[Records shown start]

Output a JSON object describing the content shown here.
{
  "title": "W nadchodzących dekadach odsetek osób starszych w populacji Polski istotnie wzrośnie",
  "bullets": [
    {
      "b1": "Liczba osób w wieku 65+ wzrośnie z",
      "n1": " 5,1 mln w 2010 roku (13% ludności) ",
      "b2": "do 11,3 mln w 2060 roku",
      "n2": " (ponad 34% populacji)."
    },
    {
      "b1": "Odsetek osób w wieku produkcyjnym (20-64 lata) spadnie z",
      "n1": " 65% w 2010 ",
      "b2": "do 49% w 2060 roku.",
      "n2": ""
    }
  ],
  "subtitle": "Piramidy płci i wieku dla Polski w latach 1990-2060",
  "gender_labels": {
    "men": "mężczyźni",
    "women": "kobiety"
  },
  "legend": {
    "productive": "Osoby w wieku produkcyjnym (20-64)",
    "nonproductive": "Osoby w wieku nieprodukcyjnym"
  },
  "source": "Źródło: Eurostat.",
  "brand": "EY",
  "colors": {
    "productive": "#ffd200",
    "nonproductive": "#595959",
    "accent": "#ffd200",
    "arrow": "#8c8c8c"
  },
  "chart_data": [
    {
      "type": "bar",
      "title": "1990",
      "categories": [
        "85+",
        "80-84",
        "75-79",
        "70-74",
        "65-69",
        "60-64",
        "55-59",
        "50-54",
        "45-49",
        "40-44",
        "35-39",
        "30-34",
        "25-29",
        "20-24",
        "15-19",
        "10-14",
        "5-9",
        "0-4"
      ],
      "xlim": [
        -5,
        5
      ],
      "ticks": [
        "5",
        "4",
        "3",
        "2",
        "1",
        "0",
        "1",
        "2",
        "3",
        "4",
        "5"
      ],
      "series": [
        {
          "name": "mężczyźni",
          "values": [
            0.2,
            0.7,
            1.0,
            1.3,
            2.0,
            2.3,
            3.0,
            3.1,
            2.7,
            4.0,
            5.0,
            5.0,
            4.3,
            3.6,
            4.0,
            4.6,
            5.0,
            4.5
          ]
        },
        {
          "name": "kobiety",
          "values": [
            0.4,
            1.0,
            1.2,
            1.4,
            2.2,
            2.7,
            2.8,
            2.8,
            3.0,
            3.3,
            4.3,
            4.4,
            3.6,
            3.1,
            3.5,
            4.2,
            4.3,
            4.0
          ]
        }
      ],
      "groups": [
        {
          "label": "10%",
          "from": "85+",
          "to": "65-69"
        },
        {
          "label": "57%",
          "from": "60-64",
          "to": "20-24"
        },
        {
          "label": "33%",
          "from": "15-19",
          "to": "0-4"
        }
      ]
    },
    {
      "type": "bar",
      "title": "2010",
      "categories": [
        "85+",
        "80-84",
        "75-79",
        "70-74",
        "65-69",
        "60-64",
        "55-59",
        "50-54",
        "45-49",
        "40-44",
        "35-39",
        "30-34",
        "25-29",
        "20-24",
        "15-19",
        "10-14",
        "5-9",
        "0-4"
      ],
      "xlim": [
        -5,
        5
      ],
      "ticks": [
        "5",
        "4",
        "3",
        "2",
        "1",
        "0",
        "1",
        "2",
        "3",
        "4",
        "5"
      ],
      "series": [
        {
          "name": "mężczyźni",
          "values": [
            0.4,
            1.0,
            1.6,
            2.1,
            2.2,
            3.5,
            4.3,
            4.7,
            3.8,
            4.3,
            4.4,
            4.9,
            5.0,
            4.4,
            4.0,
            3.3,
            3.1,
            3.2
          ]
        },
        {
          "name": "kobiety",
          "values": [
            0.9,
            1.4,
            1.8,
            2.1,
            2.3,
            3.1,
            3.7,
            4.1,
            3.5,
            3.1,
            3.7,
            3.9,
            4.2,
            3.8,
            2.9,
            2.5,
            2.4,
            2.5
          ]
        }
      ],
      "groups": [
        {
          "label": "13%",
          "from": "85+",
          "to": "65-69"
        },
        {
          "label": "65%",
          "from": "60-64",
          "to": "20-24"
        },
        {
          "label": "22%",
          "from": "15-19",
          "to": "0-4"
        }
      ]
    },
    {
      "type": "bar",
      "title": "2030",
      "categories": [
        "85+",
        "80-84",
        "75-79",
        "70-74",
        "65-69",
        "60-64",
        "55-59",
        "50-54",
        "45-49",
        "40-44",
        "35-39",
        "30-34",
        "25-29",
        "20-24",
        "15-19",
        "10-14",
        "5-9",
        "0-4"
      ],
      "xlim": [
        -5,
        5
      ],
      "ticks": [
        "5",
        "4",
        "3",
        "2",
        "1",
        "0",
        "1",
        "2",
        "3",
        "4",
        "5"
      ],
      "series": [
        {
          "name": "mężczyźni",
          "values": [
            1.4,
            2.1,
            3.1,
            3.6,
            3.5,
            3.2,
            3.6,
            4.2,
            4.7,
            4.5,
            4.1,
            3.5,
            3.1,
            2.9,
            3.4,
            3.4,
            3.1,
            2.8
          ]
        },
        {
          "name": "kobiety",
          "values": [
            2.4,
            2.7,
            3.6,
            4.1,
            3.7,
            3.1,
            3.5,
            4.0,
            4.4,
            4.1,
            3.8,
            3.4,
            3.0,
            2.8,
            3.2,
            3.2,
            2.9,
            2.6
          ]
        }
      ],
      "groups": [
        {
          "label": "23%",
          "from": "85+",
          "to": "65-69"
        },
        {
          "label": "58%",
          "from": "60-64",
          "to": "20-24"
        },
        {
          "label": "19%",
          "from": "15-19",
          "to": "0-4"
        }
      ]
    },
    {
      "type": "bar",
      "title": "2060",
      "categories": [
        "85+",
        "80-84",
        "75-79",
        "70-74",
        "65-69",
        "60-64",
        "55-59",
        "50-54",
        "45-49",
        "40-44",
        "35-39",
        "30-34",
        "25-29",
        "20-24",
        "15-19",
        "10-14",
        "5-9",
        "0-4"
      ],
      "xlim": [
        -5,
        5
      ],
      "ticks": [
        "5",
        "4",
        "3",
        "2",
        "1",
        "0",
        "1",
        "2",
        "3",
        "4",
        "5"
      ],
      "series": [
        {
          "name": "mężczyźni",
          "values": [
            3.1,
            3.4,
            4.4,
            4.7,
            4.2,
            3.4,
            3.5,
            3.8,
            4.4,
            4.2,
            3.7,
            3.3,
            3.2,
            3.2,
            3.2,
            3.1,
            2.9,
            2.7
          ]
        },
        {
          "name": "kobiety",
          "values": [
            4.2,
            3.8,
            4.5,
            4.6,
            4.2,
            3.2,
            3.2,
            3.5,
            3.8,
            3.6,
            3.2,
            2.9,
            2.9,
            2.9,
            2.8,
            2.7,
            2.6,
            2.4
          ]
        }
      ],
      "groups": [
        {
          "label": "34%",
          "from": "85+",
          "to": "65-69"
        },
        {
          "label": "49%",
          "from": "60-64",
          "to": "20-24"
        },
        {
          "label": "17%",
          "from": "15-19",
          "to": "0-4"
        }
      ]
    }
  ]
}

[Records shown end]

= Exercise objective =
Find the word "osób" in the entries, and copy every line it shows up in.

= Reply to the exercise =
  "title": "W nadchodzących dekadach odsetek osób starszych w populacji Polski istotnie wzrośnie",
      "b1": "Liczba osób w wieku 65+ wzrośnie z",
      "b1": "Odsetek osób w wieku produkcyjnym (20-64 lata) spadnie z",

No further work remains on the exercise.